To do> Write out the records below once more, exactly as they stand.

Records supplied>

# # #

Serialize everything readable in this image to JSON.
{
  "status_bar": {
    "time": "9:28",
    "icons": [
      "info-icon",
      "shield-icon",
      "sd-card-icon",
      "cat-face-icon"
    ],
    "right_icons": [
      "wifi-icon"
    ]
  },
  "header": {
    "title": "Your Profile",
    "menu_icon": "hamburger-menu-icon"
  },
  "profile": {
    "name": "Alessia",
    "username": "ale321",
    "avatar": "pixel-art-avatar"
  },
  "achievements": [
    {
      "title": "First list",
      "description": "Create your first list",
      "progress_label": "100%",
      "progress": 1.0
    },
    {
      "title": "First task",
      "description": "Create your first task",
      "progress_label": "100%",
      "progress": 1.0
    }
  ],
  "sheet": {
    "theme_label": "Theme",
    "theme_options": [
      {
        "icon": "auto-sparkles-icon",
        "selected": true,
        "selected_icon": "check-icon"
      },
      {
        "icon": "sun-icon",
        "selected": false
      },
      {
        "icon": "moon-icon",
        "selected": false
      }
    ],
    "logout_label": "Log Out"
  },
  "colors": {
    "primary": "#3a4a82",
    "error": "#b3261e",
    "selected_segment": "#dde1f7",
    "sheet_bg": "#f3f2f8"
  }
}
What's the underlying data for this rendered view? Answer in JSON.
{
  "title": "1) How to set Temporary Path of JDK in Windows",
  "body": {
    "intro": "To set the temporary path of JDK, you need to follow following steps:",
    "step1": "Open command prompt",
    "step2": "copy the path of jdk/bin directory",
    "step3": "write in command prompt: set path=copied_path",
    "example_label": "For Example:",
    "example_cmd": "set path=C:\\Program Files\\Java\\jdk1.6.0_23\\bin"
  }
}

# # #

Exercise output>
Serialize everything readable in this image to JSON.
{
  "status_bar": {
    "time": "9:28",
    "icons": [
      "info-icon",
      "shield-icon",
      "sd-card-icon",
      "cat-face-icon"
    ],
    "right_icons": [
      "wifi-icon"
    ]
  },
  "header": {
    "title": "Your Profile",
    "menu_icon": "hamburger-menu-icon"
  },
  "profile": {
    "name": "Alessia",
    "username": "ale321",
    "avatar": "pixel-art-avatar"
  },
  "achievements": [
    {
      "title": "First list",
      "description": "Create your first list",
      "progress_label": "100%",
      "progress": 1.0
    },
    {
      "title": "First task",
      "description": "Create your first task",
      "progress_label": "100%",
      "progress": 1.0
    }
  ],
  "sheet": {
    "theme_label": "Theme",
    "theme_options": [
      {
        "icon": "auto-sparkles-icon",
        "selected": true,
        "selected_icon": "check-icon"
      },
      {
        "icon": "sun-icon",
        "selected": false
      },
      {
        "icon": "moon-icon",
        "selected": false
      }
    ],
    "logout_label": "Log Out"
  },
  "colors": {
    "primary": "#3a4a82",
    "error": "#b3261e",
    "selected_segment": "#dde1f7",
    "sheet_bg": "#f3f2f8"
  }
}
What's the underlying data for this rendered view? Answer in JSON.
{
  "title": "1) How to set Temporary Path of JDK in Windows",
  "body": {
    "intro": "To set the temporary path of JDK, you need to follow following steps:",
    "step1": "Open command prompt",
    "step2": "copy the path of jdk/bin directory",
    "step3": "write in command prompt: set path=copied_path",
    "example_label": "For Example:",
    "example_cmd": "set path=C:\\Program Files\\Java\\jdk1.6.0_23\\bin"
  }
}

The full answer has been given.